**Required work:**
Each line that holds the word "const" should be returned.

━━━ Material provided

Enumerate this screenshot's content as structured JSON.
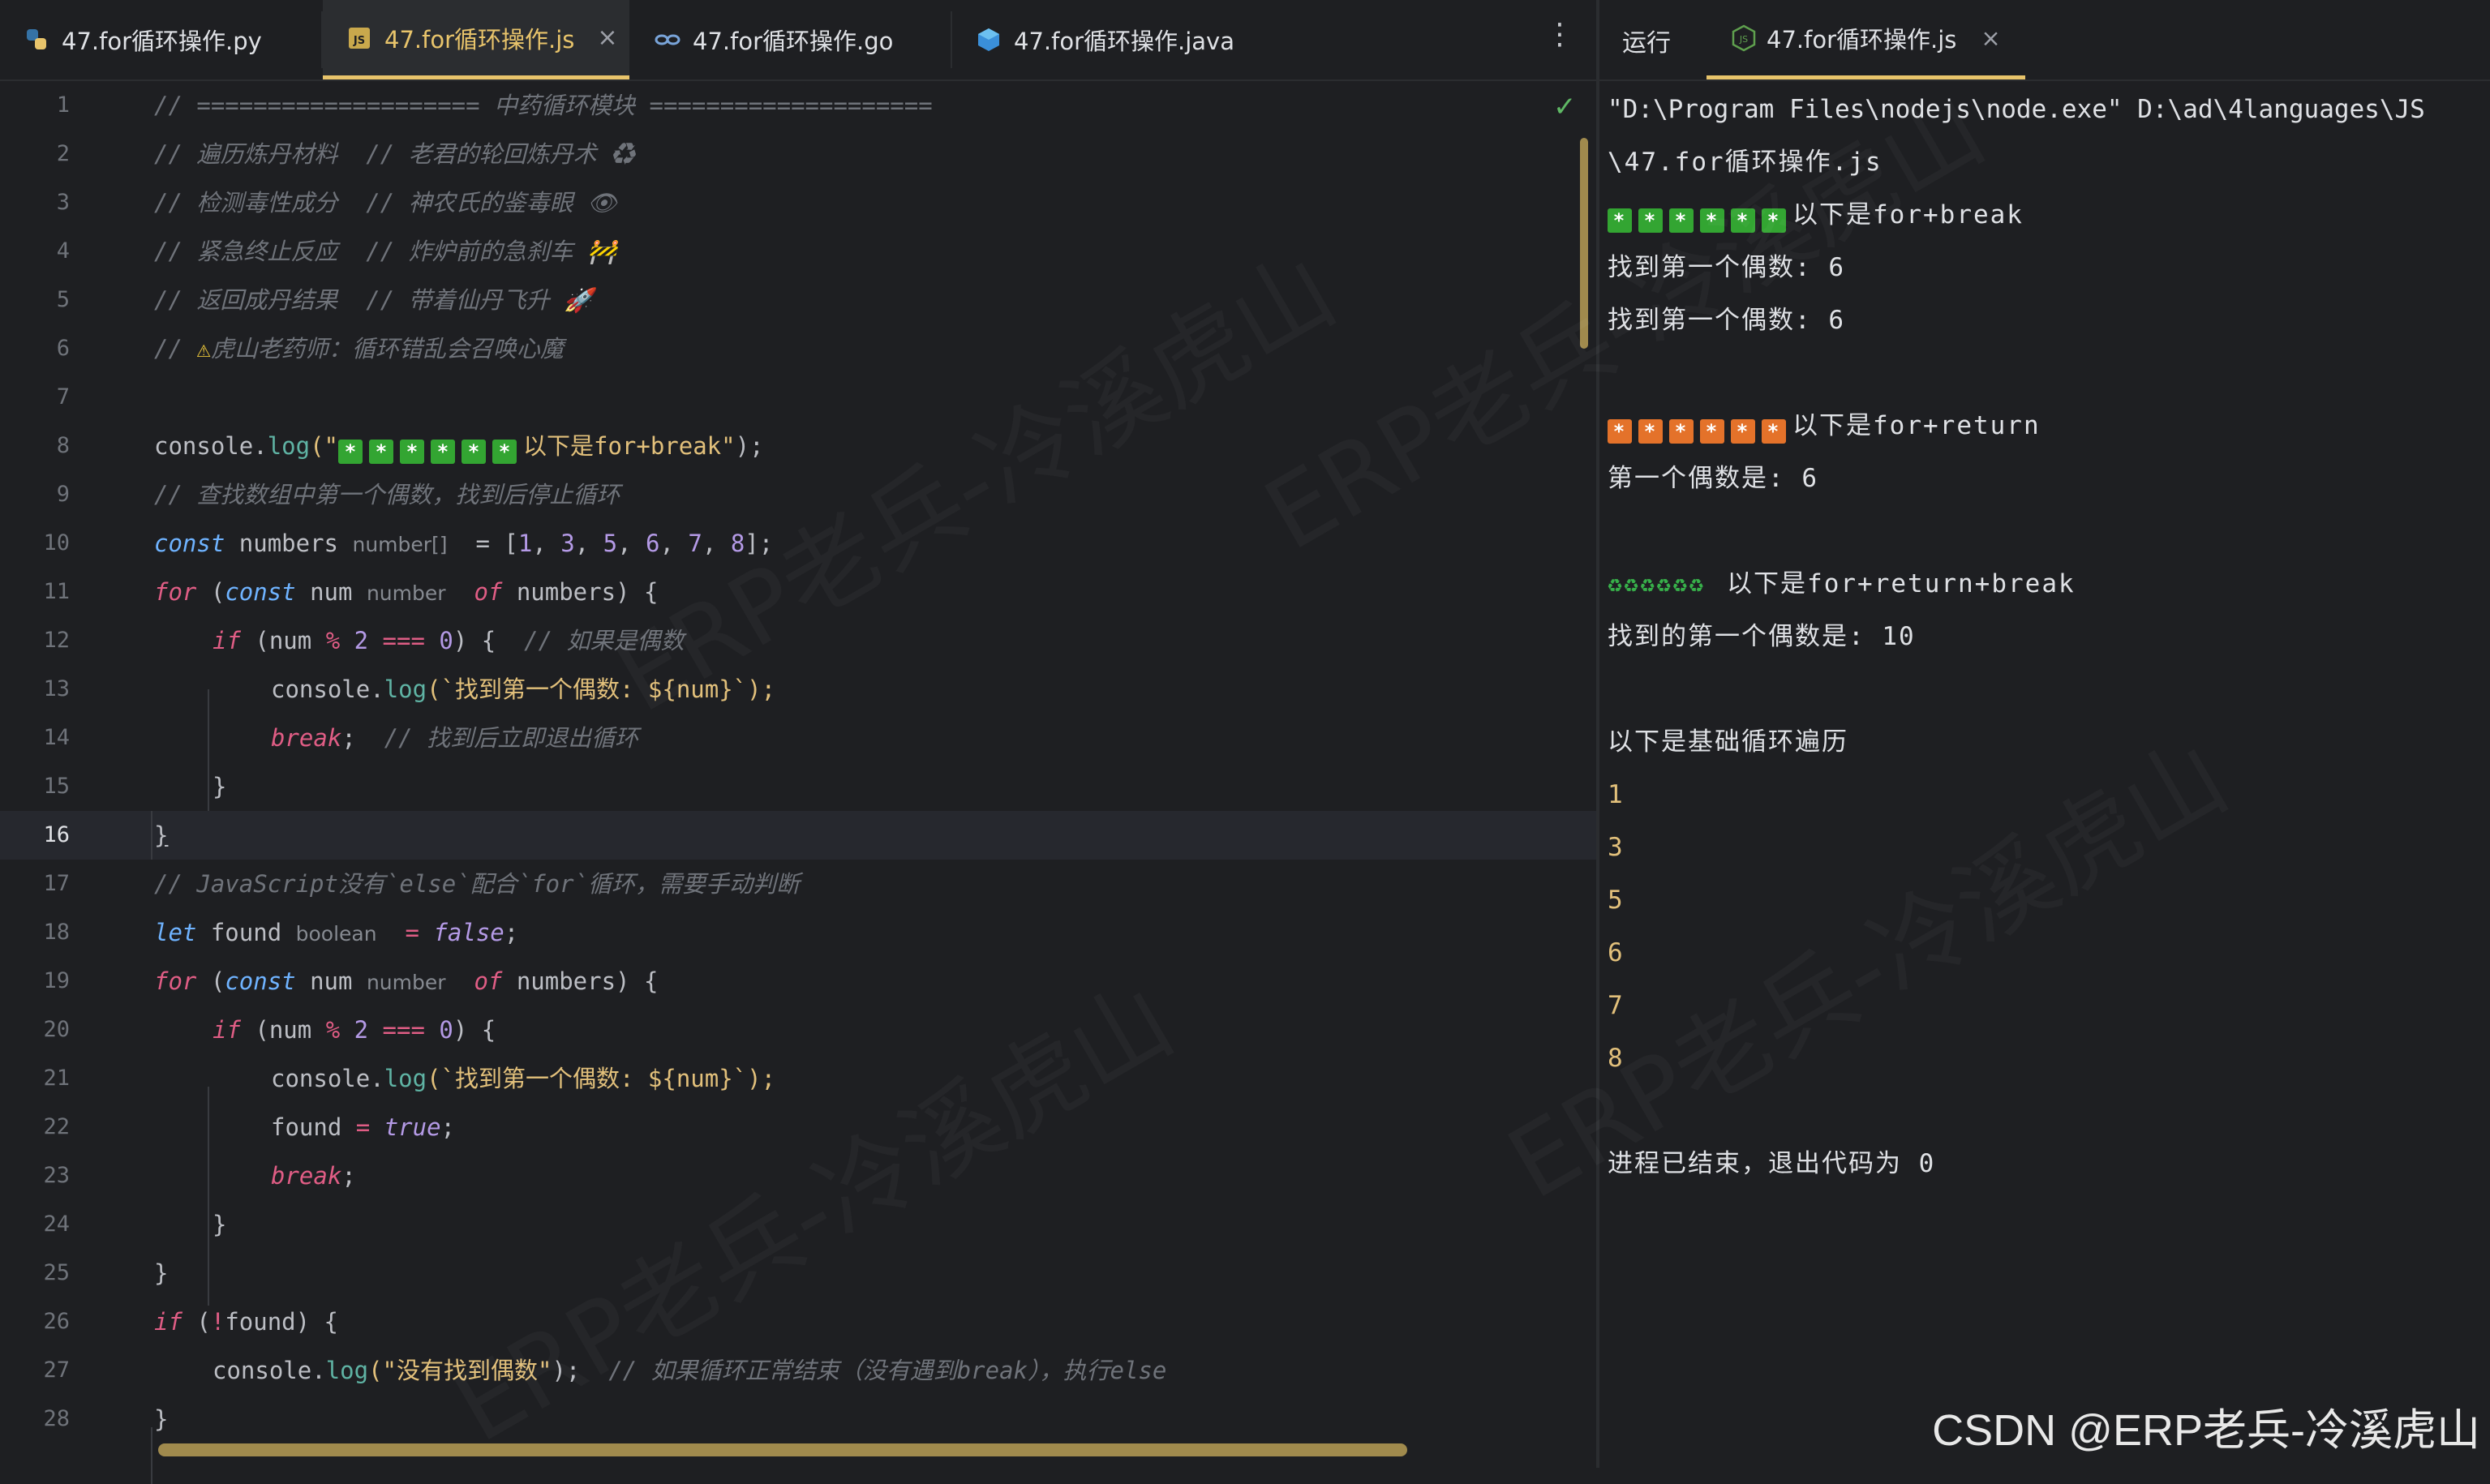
{
  "editor": {
    "tabs": [
      {
        "label": "47.for循环操作.py",
        "icon": "python-icon",
        "active": false
      },
      {
        "label": "47.for循环操作.js",
        "icon": "js-icon",
        "active": true
      },
      {
        "label": "47.for循环操作.go",
        "icon": "go-icon",
        "active": false
      },
      {
        "label": "47.for循环操作.java",
        "icon": "java-icon",
        "active": false
      }
    ],
    "tab_close": "×",
    "more": "⋮",
    "line_numbers": [
      "1",
      "2",
      "3",
      "4",
      "5",
      "6",
      "7",
      "8",
      "9",
      "10",
      "11",
      "12",
      "13",
      "14",
      "15",
      "16",
      "17",
      "18",
      "19",
      "20",
      "21",
      "22",
      "23",
      "24",
      "25",
      "26",
      "27",
      "28"
    ],
    "current_line": "16",
    "lines": {
      "l1": "// ==================== 中药循环模块 ====================",
      "l2": "// 遍历炼丹材料  // 老君的轮回炼丹术 ♻",
      "l3": "// 检测毒性成分  // 神农氏的鉴毒眼 👁",
      "l4": "// 紧急终止反应  // 炸炉前的急刹车 🚧",
      "l5": "// 返回成丹结果  // 带着仙丹飞升 🚀",
      "l6a": "// ",
      "l6b": "⚠",
      "l6c": "虎山老药师：循环错乱会召唤心魔",
      "l8a": "console.",
      "l8b": "log",
      "l8c": "(\"",
      "l8d": "以下是for+break\"",
      "l8e": ");",
      "l9": "// 查找数组中第一个偶数，找到后停止循环",
      "l10_kw": "const",
      "l10_name": " numbers",
      "l10_hint": "number[]",
      "l10_eq": " = [",
      "l10_vals": [
        "1",
        "3",
        "5",
        "6",
        "7",
        "8"
      ],
      "l10_end": "];",
      "l11_for": "for",
      "l11_const": "const",
      "l11_num": " num",
      "l11_hint": "number",
      "l11_of": "of",
      "l11_rest": " numbers) {",
      "l12_if": "if",
      "l12_a": " (num ",
      "l12_mod": "%",
      "l12_two": " 2 ",
      "l12_eq": "===",
      "l12_zero": " 0",
      "l12_b": ") {  ",
      "l12_c": "// 如果是偶数",
      "l13_a": "console.",
      "l13_b": "log",
      "l13_c": "(`找到第一个偶数: ${num}`);",
      "l14_a": "break",
      "l14_b": ";  ",
      "l14_c": "// 找到后立即退出循环",
      "l15": "}",
      "l16": "}",
      "l17": "// JavaScript没有`else`配合`for`循环，需要手动判断",
      "l18_let": "let",
      "l18_name": " found",
      "l18_hint": "boolean",
      "l18_eq": " = ",
      "l18_val": "false",
      "l18_end": ";",
      "l19_for": "for",
      "l19_const": "const",
      "l19_num": " num",
      "l19_hint": "number",
      "l19_of": "of",
      "l19_rest": " numbers) {",
      "l20_if": "if",
      "l20_a": " (num ",
      "l20_mod": "%",
      "l20_two": " 2 ",
      "l20_eq": "===",
      "l20_zero": " 0",
      "l20_b": ") {",
      "l21_a": "console.",
      "l21_b": "log",
      "l21_c": "(`找到第一个偶数: ${num}`);",
      "l22_a": "found ",
      "l22_eq": "=",
      "l22_val": " true",
      "l22_end": ";",
      "l23_a": "break",
      "l23_b": ";",
      "l24": "}",
      "l25": "}",
      "l26_if": "if",
      "l26_a": " (",
      "l26_not": "!",
      "l26_b": "found) {",
      "l27_a": "console.",
      "l27_b": "log",
      "l27_c": "(\"没有找到偶数\"",
      "l27_d": ");  ",
      "l27_e": "// 如果循环正常结束（没有遇到break），执行else",
      "l28": "}"
    }
  },
  "run_panel": {
    "label": "运行",
    "tab": "47.for循环操作.js",
    "tab_close": "×",
    "output": {
      "cmd1": "\"D:\\Program Files\\nodejs\\node.exe\" D:\\ad\\4languages\\JS",
      "cmd2": "\\47.for循环操作.js",
      "h1": "以下是for+break",
      "r1": "找到第一个偶数: 6",
      "r2": "找到第一个偶数: 6",
      "h2": "以下是for+return",
      "r3": "第一个偶数是: 6",
      "h3": "以下是for+return+break",
      "r4": "找到的第一个偶数是: 10",
      "h4": "以下是基础循环遍历",
      "nums": [
        "1",
        "3",
        "5",
        "6",
        "7",
        "8"
      ],
      "exit": "进程已结束，退出代码为 0"
    },
    "check_mark": "✓"
  },
  "watermark": {
    "text": "ERP老兵-冷溪虎山",
    "credit": "CSDN @ERP老兵-冷溪虎山"
  },
  "colors": {
    "accent": "#e8c46b",
    "green_box": "#33a532",
    "orange_box": "#e4722a"
  }
}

━━━━━━

**Expected output:**
      "l10_kw": "const",
      "l11_const": "const",
      "l19_const": "const",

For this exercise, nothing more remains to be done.